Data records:
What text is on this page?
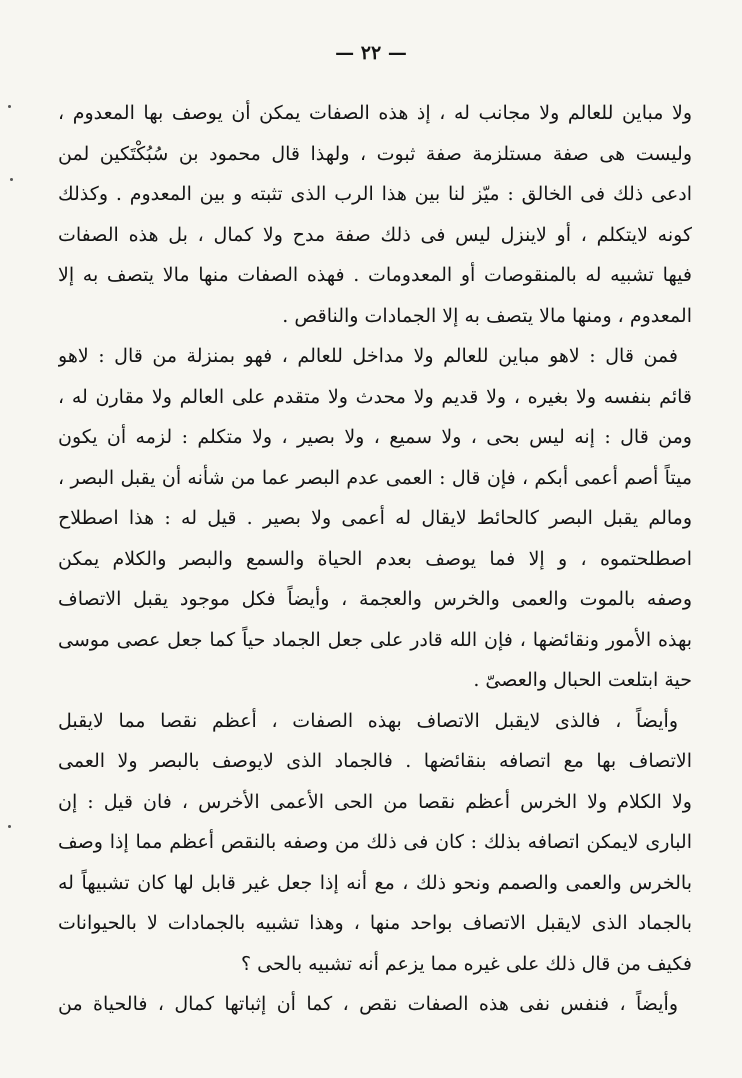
— ٢٢ —
ولا مباين للعالم ولا مجانب له ، إذ هذه الصفات يمكن أن يوصف بها المعدوم ،
وليست هى صفة مستلزمة صفة ثبوت ، ولهذا قال محمود بن سُبُكْتَكين لمن
ادعى ذلك فى الخالق : ميّز لنا بين هذا الرب الذى تثبته و بين المعدوم . وكذلك
كونه لايتكلم ، أو لاينزل ليس فى ذلك صفة مدح ولا كمال ، بل هذه الصفات
فيها تشبيه له بالمنقوصات أو المعدومات . فهذه الصفات منها مالا يتصف به إلا
المعدوم ، ومنها مالا يتصف به إلا الجمادات والناقص .
فمن قال : لاهو مباين للعالم ولا مداخل للعالم ، فهو بمنزلة من قال : لاهو
قائم بنفسه ولا بغيره ، ولا قديم ولا محدث ولا متقدم على العالم ولا مقارن له ،
ومن قال : إنه ليس بحى ، ولا سميع ، ولا بصير ، ولا متكلم : لزمه أن يكون
ميتاً أصم أعمى أبكم ، فإن قال : العمى عدم البصر عما من شأنه أن يقبل البصر ،
ومالم يقبل البصر كالحائط لايقال له أعمى ولا بصير . قيل له : هذا اصطلاح
اصطلحتموه ، و إلا فما يوصف بعدم الحياة والسمع والبصر والكلام يمكن
وصفه بالموت والعمى والخرس والعجمة ، وأيضاً فكل موجود يقبل الاتصاف
بهذه الأمور ونقائضها ، فإن الله قادر على جعل الجماد حياً كما جعل عصى موسى
حية ابتلعت الحبال والعصىّ .
وأيضاً ، فالذى لايقبل الاتصاف بهذه الصفات ، أعظم نقصا مما لايقبل
الاتصاف بها مع اتصافه بنقائضها . فالجماد الذى لايوصف بالبصر ولا العمى
ولا الكلام ولا الخرس أعظم نقصا من الحى الأعمى الأخرس ، فان قيل : إن
البارى لايمكن اتصافه بذلك : كان فى ذلك من وصفه بالنقص أعظم مما إذا وصف
بالخرس والعمى والصمم ونحو ذلك ، مع أنه إذا جعل غير قابل لها كان تشبيهاً له
بالجماد الذى لايقبل الاتصاف بواحد منها ، وهذا تشبيه بالجمادات لا بالحيوانات
فكيف من قال ذلك على غيره مما يزعم أنه تشبيه بالحى ؟
وأيضاً ، فنفس نفى هذه الصفات نقص ، كما أن إثباتها كمال ، فالحياة من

• WHAT IS ASKED: Reproduce the material in its entirety and word for word, without the pictures.

• FINISHED ANSWER:
What text is on this page?
— ٢٢ —
ولا مباين للعالم ولا مجانب له ، إذ هذه الصفات يمكن أن يوصف بها المعدوم ،
وليست هى صفة مستلزمة صفة ثبوت ، ولهذا قال محمود بن سُبُكْتَكين لمن
ادعى ذلك فى الخالق : ميّز لنا بين هذا الرب الذى تثبته و بين المعدوم . وكذلك
كونه لايتكلم ، أو لاينزل ليس فى ذلك صفة مدح ولا كمال ، بل هذه الصفات
فيها تشبيه له بالمنقوصات أو المعدومات . فهذه الصفات منها مالا يتصف به إلا
المعدوم ، ومنها مالا يتصف به إلا الجمادات والناقص .
فمن قال : لاهو مباين للعالم ولا مداخل للعالم ، فهو بمنزلة من قال : لاهو
قائم بنفسه ولا بغيره ، ولا قديم ولا محدث ولا متقدم على العالم ولا مقارن له ،
ومن قال : إنه ليس بحى ، ولا سميع ، ولا بصير ، ولا متكلم : لزمه أن يكون
ميتاً أصم أعمى أبكم ، فإن قال : العمى عدم البصر عما من شأنه أن يقبل البصر ،
ومالم يقبل البصر كالحائط لايقال له أعمى ولا بصير . قيل له : هذا اصطلاح
اصطلحتموه ، و إلا فما يوصف بعدم الحياة والسمع والبصر والكلام يمكن
وصفه بالموت والعمى والخرس والعجمة ، وأيضاً فكل موجود يقبل الاتصاف
بهذه الأمور ونقائضها ، فإن الله قادر على جعل الجماد حياً كما جعل عصى موسى
حية ابتلعت الحبال والعصىّ .
وأيضاً ، فالذى لايقبل الاتصاف بهذه الصفات ، أعظم نقصا مما لايقبل
الاتصاف بها مع اتصافه بنقائضها . فالجماد الذى لايوصف بالبصر ولا العمى
ولا الكلام ولا الخرس أعظم نقصا من الحى الأعمى الأخرس ، فان قيل : إن
البارى لايمكن اتصافه بذلك : كان فى ذلك من وصفه بالنقص أعظم مما إذا وصف
بالخرس والعمى والصمم ونحو ذلك ، مع أنه إذا جعل غير قابل لها كان تشبيهاً له
بالجماد الذى لايقبل الاتصاف بواحد منها ، وهذا تشبيه بالجمادات لا بالحيوانات
فكيف من قال ذلك على غيره مما يزعم أنه تشبيه بالحى ؟
وأيضاً ، فنفس نفى هذه الصفات نقص ، كما أن إثباتها كمال ، فالحياة من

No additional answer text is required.